__Document__:
==================================================
‘Is This A Date?’ Elle Gordon Wonders If The Effort Of A First Date Is Fading
Is romance becoming the unicorn of the dating world?
All I can see is lips. A pair of lips… looming towards my face as I decide with the swiftness of Usain Bolt that those lips are not going to go anywhere near mine. They’re a nice set of lips, don’t get me wrong, and the person they are attached to isn’t half bad either, but I’ve only been talking to him all of ten minutes. Some gentle jibes about the fact that I am sporting a Club Orange backpack (it’s fricking cool, alright?!) led him to introduce himself. We talked about careers, he works in Sales… he’s back after years living abroad and in the 600 seconds I’ve been talking to him, I’m liking what I’m seeing but then BAM… the lips hurtling towards mine.
It’s not that I am a prude either. During my University years I was happily living the ‘shift and drift’ mantra but now I feel that a little more effort than some quirky charm and a nice smile should be required. I get that if you’re not going to use the apps, bumping into someone on a night out is kind of how these things begin… but I still don’t want someone who wants to lob the gob 600 seconds after meeting me.
In fact, a much more preferable use for those lips might be to ask the question. ‘Do you want to go for a drink or a coffee sometime?’ Already, I’m interested and those lips might start to look a hell of a lot more appealing. But those days of a little bit of wooing, – yes, wooing – a little bit of romance and a proper date seem to be dwindling.
An American survey found that in fact, only 44 per cent of unattached people went on an official first date last year. This makes me wonder when did the ‘in- between’, the exciting road between the meet-cute and #relationshipgoalz start to erode?
I have lost count of the number of friends who bemoan the fact that their boyfriend’s idea of romance consists of ‘call over’ followed by an evening spent on the couch and maybe an order in from the nearest takeaway (I blame Netflix and chill.) And before you roll your eyes and whisper the beginnings of ‘high maintenance’ let me concede that those nights can be cosy and lovely and a lot of these men are great and kind partners. But more than ever it seems the concept of a fantastic and official, ‘first date’ is like a mythical unicorn careering it’s way out of existence.
==================================================
__Data provided__:
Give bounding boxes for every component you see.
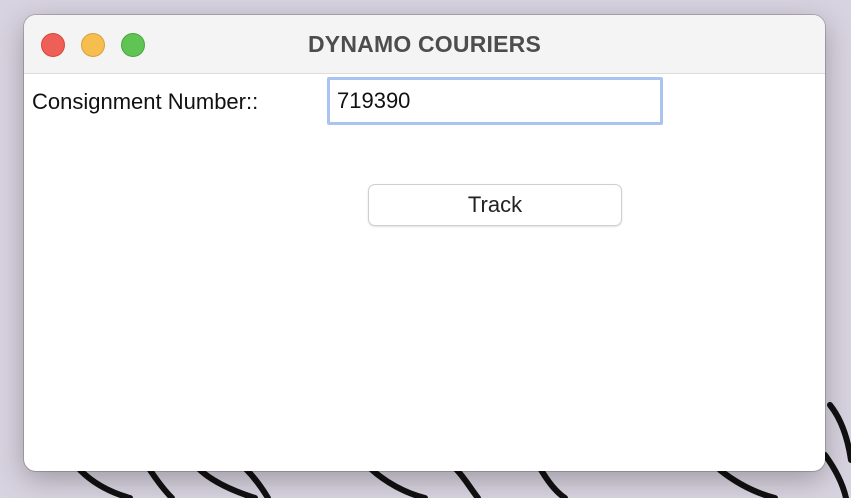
- consignment-number-label: Consignment Number::: [32, 89, 259, 114]
- flower-outline-icon: [77, 467, 133, 498]
- tracking-form: Consignment Number:: Track: [24, 73, 825, 471]
- flower-outline-icon: [822, 452, 849, 498]
- track-button[interactable]: Track: [368, 184, 622, 226]
- flower-outline-icon: [452, 465, 481, 498]
- flower-outline-icon: [827, 402, 851, 463]
- flower-outline-icon: [147, 467, 175, 498]
- consignment-number-input[interactable]: [327, 77, 663, 125]
- flower-outline-icon: [717, 467, 778, 498]
- flower-outline-icon: [537, 465, 568, 498]
- flower-outline-icon: [367, 465, 428, 498]
- window-titlebar[interactable]: DYNAMO COURIERS: [24, 15, 825, 74]
- window-title: DYNAMO COURIERS: [307, 31, 541, 57]
- app-window: DYNAMO COURIERS Consignment Number:: Tra…: [24, 15, 825, 471]
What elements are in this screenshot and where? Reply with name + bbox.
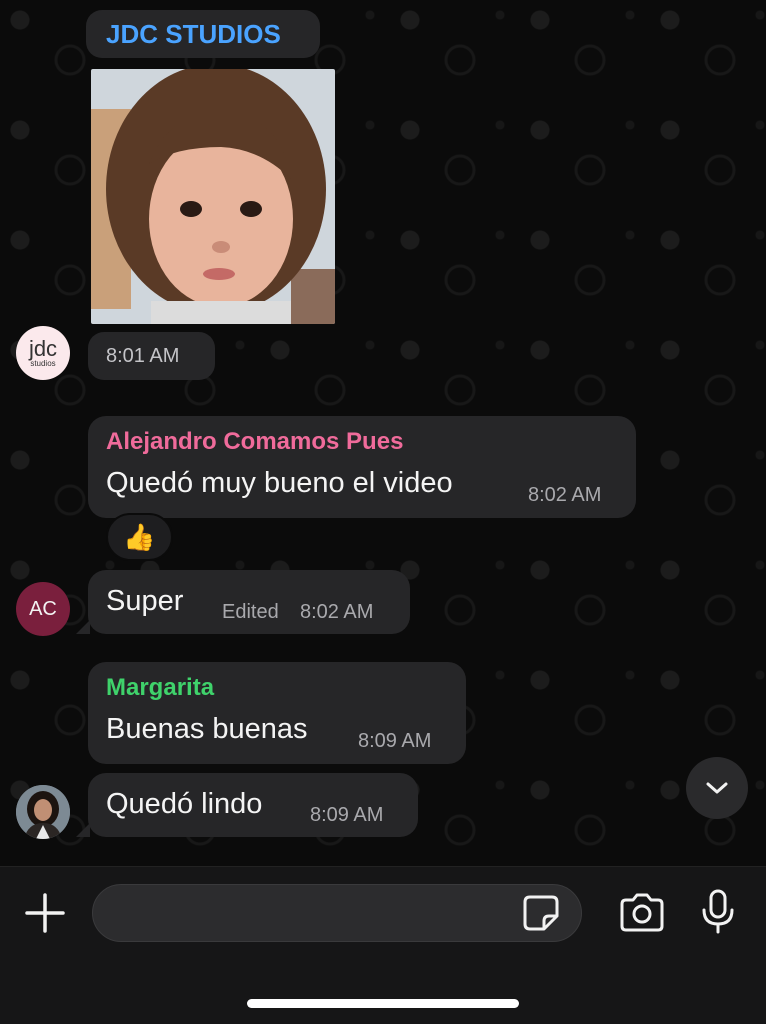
thumbs-up-icon: 👍 <box>123 522 156 552</box>
bubble-tail <box>76 823 90 837</box>
message-text: Buenas buenas <box>106 713 308 745</box>
chevron-down-icon <box>706 782 728 794</box>
message-time: 8:09 AM <box>358 730 432 752</box>
microphone-icon <box>702 889 734 934</box>
jdc-logo-text: jdc <box>28 335 58 361</box>
child-photo-image <box>91 69 335 324</box>
camera-button[interactable] <box>618 892 666 934</box>
avatar-margarita[interactable] <box>16 785 70 839</box>
plus-icon <box>25 893 65 933</box>
avatar-jdc-studios[interactable]: jdc studios <box>16 326 70 380</box>
sender-name-margarita[interactable]: Margarita <box>106 674 214 702</box>
attach-button[interactable] <box>24 892 66 934</box>
sticker-icon <box>523 895 559 931</box>
sender-name-alejandro[interactable]: Alejandro Comamos Pues <box>106 428 403 456</box>
profile-photo <box>16 785 70 839</box>
message-time: 8:02 AM <box>528 484 602 506</box>
sender-name-jdc[interactable]: JDC STUDIOS <box>106 19 281 50</box>
scroll-to-bottom-button[interactable] <box>686 757 748 819</box>
shared-photo[interactable] <box>91 69 335 324</box>
reaction-badge[interactable]: 👍 <box>106 513 173 561</box>
message-text: Quedó muy bueno el video <box>106 467 453 499</box>
message-time: 8:01 AM <box>106 345 180 367</box>
edited-label: Edited <box>222 601 279 623</box>
avatar-ac[interactable]: AC <box>16 582 70 636</box>
home-indicator[interactable] <box>247 999 519 1008</box>
message-input[interactable] <box>92 884 582 942</box>
sticker-button[interactable] <box>522 894 560 932</box>
message-time: 8:09 AM <box>310 804 384 826</box>
voice-message-button[interactable] <box>700 888 736 936</box>
bubble-tail <box>76 620 90 634</box>
camera-icon <box>620 893 664 932</box>
message-time: 8:02 AM <box>300 601 374 623</box>
message-text: Super <box>106 585 184 617</box>
avatar-initials: AC <box>29 597 57 620</box>
jdc-logo-subtext: studios <box>30 358 56 368</box>
message-text: Quedó lindo <box>106 788 263 820</box>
==================================================
__Exercises__:
a. In the dating article, rewrite the passage starting at "It’s not that" and ending at "after meeting me.", swapping "mantra" for "motto".
b. Below the headline and subheading of the dating article, which words and phrases appear inside single quotation marks? List every one.
c. Carry on the article about first dates, picking up after its final sentence.

__Exercise results__:
a.
It’s not that I am a prude either. During my University years I was happily living the ‘shift and drift’ motto but now I feel that a little more effort than some quirky charm and a nice smile should be required. I get that if you’re not going to use the apps, bumping into someone on a night out is kind of how these things begin… but I still don’t want someone who wants to lob the gob 600 seconds after meeting me.

b.
- shift and drift
- Do you want to go for a drink or a coffee sometime?
- in- between
- call over
- high maintenance
- first date

c.
I firmly believe we should try to hold on to those ‘butterflies in tummy’ moments if we can. I have talked to a ton of friends who all seem to have the same reaction when I question them, lamenting the days when other halves seemed to put real effort into impressing the person who caught their eye. Or even, when men were amenable to being asked out, and made an effort to wash their hair before said date. We’re not asking for much!
And although maybe a slightly slower process, getting back to the basics has its appeal and it steers clear of any confusion. From personal experience, the great thing about a first date is that it ensures any ‘friend zone’ questioning cobwebs are well and truly banished. Short of having to bellow through the myriad of thought streams wondering, ‘Is this a date?’ it can be a confusing time. Especially if it’s just a night in with no effort and crappy movies; that scenario could be something but it also reeks of friend zone confusion – or even more confusing, the expectation of casual sex.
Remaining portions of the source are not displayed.